TASK GOAL: Reproduce the records verbatim from their very first line through the line containing "checkbox-buy[interactable] (413, 90, 421, 98)", including both of those lines and nothing beyond them.

Collected data:
----
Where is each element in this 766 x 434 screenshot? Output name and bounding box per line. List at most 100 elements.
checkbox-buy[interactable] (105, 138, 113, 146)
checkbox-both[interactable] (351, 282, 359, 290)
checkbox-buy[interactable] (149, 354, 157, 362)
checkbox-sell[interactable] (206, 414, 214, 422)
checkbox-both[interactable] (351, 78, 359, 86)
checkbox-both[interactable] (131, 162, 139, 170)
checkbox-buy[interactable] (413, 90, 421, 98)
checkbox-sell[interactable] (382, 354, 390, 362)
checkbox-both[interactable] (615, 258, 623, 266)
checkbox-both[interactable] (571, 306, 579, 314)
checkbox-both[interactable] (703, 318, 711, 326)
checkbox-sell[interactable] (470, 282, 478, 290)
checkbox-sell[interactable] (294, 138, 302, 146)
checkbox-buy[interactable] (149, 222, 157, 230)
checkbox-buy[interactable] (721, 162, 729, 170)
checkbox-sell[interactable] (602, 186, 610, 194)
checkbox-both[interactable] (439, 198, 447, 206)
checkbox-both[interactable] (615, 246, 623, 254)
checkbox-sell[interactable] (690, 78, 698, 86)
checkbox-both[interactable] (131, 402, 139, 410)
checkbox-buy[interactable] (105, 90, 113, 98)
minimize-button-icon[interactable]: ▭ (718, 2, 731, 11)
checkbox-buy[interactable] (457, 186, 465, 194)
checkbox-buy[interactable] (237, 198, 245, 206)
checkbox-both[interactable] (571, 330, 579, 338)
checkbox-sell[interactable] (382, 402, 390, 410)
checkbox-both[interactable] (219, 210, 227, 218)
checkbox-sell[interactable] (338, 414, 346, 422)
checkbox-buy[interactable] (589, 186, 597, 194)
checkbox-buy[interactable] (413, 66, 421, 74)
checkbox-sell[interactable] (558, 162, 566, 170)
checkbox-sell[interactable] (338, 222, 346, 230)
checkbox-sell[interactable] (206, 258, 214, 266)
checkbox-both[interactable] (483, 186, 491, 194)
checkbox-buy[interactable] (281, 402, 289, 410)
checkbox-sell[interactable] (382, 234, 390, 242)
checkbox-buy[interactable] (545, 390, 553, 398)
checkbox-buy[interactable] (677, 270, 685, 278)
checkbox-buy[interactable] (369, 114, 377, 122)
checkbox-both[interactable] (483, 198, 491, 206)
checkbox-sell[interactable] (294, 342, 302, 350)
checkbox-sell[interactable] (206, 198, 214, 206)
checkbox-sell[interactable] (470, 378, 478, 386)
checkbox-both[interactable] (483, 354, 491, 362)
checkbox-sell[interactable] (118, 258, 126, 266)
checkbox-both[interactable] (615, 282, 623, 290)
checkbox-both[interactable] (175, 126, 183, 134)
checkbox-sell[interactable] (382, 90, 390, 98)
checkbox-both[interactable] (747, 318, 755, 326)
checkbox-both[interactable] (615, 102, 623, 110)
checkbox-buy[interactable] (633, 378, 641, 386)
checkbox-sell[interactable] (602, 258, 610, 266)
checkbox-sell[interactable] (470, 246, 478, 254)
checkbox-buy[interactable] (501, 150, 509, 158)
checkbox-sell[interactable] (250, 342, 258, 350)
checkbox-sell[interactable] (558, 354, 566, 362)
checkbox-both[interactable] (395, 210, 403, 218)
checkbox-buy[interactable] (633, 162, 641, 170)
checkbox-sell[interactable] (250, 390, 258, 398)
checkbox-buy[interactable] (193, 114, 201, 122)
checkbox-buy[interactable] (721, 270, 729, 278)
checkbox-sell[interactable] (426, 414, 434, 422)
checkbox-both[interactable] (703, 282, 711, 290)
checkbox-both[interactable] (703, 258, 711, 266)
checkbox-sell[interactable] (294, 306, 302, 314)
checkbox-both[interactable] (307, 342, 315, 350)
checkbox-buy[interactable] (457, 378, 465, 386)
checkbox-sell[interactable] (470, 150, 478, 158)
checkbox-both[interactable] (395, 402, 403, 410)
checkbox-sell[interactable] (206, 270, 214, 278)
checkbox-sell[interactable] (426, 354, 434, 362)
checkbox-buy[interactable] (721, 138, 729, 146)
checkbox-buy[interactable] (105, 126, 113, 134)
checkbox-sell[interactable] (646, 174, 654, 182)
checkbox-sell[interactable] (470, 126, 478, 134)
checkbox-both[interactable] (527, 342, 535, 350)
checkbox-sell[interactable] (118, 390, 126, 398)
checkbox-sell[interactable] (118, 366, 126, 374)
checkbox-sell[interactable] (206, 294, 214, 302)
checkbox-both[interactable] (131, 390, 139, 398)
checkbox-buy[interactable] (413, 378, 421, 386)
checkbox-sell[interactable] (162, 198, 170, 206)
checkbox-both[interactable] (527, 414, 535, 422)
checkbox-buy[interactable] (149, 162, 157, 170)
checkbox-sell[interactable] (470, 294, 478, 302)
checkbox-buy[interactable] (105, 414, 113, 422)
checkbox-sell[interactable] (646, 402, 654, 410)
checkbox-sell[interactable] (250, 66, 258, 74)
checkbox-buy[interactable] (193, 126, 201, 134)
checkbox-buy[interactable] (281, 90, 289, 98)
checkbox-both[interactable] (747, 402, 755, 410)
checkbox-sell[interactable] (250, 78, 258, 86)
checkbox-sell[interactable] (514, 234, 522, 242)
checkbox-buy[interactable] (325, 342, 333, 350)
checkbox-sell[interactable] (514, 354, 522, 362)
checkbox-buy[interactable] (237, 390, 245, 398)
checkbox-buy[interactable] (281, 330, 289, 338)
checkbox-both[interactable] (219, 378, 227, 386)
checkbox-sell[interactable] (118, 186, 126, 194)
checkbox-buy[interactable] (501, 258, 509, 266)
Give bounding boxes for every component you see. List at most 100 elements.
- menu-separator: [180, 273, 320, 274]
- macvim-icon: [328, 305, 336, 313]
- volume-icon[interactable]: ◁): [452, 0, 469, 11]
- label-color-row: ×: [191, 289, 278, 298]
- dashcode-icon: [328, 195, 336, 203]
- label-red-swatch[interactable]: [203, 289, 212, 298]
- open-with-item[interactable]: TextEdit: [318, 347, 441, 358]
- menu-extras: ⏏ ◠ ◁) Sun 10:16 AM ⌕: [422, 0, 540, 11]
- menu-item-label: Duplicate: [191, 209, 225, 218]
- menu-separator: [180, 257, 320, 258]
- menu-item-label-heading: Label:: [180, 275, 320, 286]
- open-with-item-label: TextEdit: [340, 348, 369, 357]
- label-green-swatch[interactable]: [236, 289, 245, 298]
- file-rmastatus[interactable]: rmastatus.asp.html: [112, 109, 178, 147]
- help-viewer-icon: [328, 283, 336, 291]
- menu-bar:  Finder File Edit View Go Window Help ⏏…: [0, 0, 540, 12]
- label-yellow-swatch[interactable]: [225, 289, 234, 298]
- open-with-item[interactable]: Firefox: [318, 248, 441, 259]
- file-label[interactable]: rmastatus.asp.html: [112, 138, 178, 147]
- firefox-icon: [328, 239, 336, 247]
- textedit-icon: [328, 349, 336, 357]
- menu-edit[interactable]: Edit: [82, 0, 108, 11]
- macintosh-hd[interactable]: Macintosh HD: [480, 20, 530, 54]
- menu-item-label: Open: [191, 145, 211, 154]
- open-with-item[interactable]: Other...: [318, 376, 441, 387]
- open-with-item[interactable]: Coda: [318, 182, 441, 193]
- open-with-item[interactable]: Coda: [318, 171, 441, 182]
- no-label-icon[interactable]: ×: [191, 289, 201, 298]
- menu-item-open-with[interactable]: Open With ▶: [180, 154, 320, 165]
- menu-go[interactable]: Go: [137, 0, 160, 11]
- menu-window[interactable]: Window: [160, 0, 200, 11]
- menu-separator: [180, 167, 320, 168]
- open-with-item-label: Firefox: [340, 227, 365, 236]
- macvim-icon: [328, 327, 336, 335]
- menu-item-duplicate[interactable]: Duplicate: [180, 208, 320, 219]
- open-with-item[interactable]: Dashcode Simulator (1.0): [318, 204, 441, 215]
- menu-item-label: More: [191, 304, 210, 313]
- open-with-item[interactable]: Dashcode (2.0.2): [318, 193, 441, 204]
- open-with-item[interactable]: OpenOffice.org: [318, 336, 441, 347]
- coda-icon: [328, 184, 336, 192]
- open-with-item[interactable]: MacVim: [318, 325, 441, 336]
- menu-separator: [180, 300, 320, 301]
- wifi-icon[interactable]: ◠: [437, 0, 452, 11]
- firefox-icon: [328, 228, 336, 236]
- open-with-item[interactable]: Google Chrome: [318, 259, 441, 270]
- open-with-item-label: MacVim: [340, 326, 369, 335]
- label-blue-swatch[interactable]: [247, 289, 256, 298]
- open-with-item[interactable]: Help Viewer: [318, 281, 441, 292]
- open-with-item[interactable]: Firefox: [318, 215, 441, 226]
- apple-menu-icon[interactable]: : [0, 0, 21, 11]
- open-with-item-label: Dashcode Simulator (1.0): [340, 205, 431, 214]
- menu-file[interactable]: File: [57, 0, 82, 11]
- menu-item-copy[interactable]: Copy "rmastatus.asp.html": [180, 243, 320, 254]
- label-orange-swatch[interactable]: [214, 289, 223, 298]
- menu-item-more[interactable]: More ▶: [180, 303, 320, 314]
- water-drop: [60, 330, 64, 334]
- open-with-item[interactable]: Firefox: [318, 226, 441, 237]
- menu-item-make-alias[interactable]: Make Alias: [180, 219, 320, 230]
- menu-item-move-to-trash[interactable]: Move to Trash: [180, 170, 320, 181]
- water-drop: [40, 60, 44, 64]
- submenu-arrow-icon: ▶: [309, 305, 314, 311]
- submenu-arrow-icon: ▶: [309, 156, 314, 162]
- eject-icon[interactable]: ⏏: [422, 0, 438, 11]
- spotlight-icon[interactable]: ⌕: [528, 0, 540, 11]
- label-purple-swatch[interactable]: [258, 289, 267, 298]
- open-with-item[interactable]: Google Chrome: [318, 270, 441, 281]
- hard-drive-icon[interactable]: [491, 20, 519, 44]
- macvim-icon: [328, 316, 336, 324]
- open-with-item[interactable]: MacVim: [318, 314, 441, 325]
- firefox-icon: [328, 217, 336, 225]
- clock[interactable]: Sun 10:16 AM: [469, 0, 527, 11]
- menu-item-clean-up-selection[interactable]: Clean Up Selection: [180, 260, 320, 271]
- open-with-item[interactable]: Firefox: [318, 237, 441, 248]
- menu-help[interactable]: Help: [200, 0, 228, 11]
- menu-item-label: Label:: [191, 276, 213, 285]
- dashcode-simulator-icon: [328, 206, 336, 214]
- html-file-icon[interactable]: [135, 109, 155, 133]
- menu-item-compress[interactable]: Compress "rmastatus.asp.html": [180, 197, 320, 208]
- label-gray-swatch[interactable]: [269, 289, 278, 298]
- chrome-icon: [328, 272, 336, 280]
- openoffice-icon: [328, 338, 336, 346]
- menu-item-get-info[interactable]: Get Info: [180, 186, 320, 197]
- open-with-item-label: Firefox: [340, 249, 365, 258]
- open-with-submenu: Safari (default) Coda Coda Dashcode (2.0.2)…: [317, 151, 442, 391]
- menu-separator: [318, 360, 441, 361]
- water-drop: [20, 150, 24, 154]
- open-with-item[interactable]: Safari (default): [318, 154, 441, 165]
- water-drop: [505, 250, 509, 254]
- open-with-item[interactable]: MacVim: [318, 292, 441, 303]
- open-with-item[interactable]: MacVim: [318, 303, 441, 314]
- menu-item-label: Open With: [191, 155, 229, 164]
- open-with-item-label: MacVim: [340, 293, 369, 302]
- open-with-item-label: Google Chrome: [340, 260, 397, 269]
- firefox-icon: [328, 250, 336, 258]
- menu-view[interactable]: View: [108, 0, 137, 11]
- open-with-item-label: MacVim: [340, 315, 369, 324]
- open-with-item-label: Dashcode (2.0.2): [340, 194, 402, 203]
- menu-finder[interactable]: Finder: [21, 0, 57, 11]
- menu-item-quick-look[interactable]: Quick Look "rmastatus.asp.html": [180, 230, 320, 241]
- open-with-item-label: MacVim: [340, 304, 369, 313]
----
CORRECT OUTPUT:
Where is each element in this 766 x 434 screenshot? Output name and bounding box per line. List at most 100 elements.
checkbox-buy[interactable] (105, 138, 113, 146)
checkbox-both[interactable] (351, 282, 359, 290)
checkbox-buy[interactable] (149, 354, 157, 362)
checkbox-sell[interactable] (206, 414, 214, 422)
checkbox-both[interactable] (351, 78, 359, 86)
checkbox-both[interactable] (131, 162, 139, 170)
checkbox-buy[interactable] (413, 90, 421, 98)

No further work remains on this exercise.